→ **WHAT IS EXPECTED**: Could you reproduce the meetup recap word for word, starting at "As you can see" and ending at "don’t be hesitant."?

━━ DOCUMENT EXCERPT ━━

Photo: Ted giving his presentation on Rust.

In all there were 15 presenters. I quickly jotted them down as they happened. I didn’t get full names or all of their web sites, but at least I captured something. Here are the presenters and their topics:

  1. John – spoke about becoming an independent developer
  2. Jared – discussed his ambitions of working in real estate
  3. George – described use IoT in industrial industries
  4. Ryan – talked of learning more about computers, the web, to better do his job
  5. Kevin – discussed some of the WhatNow! journey
  6. Beth – spoke of her passion for the environment
  7. Colin (me) – spoke about not getting hung up on decision making, just start
  8. Jason – discussed some of the projects Sho Technology Solutions is working on
  9. Ted – talked about the advantages of Rust
  10. Anthonyeducated us on the xAPI
  11. Chris – discussed some of the challenges and next-steps for NEPA Fiber
  12. Danny – showed us a video demo of Kraken Board Sports latest product
  13. Mark – rallied the attendees to contribute to NEPA Tech
  14. Den – discussed his self-taught history of becoming a front-end developer
  15. Gary – discussed eating odd things for his YouTube channel

As you can see the topics were all over the map which helped to keep the evening interesting and the shortness of the presentations moved the event along nicely. I believe NEPA Tech will do events like this again in the future. If so, be sure to contribute. Most of these were fairly unscripted talks so don’t be hesitant.

Thanks to John George for organizing this month’s event. Onto 2018.

━━━
━━ INFORMATION SHOWN ━━

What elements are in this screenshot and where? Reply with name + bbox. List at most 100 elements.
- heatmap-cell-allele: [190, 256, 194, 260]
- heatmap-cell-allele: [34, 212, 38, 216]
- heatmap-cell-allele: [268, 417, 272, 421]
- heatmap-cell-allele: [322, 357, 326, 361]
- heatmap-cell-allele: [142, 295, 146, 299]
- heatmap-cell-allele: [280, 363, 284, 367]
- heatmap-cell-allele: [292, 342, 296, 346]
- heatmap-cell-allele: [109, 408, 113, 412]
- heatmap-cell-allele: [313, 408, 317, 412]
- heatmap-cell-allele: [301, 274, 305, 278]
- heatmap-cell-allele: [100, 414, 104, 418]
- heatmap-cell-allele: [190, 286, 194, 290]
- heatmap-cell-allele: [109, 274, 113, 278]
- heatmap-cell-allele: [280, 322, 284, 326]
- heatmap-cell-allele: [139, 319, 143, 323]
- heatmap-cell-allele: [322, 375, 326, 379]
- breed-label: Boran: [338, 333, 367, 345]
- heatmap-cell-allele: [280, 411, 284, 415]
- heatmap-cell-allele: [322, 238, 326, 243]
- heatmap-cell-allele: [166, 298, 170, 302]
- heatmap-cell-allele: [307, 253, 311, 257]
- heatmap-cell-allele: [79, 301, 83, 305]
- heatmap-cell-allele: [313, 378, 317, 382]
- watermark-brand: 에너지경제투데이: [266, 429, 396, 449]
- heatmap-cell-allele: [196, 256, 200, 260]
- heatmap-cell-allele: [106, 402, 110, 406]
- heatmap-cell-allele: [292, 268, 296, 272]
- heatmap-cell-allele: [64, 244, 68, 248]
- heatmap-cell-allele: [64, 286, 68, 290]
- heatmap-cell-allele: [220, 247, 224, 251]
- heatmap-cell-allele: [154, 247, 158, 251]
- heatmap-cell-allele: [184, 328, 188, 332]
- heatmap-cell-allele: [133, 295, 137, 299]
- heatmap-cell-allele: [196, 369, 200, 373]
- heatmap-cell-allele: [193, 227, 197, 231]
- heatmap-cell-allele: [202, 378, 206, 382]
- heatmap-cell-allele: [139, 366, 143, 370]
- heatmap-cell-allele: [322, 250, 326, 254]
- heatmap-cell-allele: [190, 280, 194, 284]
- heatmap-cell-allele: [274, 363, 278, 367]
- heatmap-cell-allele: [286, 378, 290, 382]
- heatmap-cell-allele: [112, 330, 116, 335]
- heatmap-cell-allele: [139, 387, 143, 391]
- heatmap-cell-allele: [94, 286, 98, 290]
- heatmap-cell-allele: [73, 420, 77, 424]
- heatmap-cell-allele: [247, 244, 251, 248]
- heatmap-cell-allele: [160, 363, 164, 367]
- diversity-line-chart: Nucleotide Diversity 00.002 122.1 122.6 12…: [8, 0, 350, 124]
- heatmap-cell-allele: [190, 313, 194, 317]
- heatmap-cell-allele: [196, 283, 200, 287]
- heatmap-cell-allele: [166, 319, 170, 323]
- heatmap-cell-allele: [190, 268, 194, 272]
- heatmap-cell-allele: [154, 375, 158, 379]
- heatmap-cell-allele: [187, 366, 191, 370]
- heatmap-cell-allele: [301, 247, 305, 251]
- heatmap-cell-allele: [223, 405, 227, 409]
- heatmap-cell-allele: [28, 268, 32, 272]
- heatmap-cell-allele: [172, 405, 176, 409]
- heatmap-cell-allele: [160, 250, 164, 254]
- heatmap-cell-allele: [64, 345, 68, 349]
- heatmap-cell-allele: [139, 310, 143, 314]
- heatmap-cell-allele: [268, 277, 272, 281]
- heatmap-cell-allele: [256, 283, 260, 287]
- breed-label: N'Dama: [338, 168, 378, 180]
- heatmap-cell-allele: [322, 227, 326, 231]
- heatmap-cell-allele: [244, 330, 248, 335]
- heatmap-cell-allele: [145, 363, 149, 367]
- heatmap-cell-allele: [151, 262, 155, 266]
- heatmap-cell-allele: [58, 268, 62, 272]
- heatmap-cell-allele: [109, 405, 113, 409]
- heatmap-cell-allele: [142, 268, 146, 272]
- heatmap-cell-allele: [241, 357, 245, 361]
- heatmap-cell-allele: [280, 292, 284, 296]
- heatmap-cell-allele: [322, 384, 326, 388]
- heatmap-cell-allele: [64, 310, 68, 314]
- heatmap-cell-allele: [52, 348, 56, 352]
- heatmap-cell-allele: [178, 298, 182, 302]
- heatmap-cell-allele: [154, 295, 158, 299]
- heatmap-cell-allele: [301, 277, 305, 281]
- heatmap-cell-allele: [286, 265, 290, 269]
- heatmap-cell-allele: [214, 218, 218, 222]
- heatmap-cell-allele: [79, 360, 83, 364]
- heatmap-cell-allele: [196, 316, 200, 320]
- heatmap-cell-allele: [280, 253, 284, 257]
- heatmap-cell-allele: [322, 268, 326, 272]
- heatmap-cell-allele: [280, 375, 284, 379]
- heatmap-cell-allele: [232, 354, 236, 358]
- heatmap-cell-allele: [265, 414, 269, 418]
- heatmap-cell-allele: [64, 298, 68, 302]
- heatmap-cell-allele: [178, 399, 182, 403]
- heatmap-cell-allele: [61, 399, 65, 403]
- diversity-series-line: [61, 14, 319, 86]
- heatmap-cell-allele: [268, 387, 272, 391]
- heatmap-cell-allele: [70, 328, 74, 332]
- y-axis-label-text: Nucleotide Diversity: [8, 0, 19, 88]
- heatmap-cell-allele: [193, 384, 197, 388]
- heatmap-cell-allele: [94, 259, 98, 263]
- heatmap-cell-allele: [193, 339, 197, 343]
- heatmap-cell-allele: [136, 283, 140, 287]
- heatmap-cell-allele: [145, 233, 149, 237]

━━━

→ **WRITTEN SOLUTION**:
As you can see the topics were all over the map which helped to keep the evening interesting and the shortness of the presentations moved the event along nicely. I believe NEPA Tech will do events like this again in the future. If so, be sure to contribute. Most of these were fairly unscripted talks so don’t be hesitant.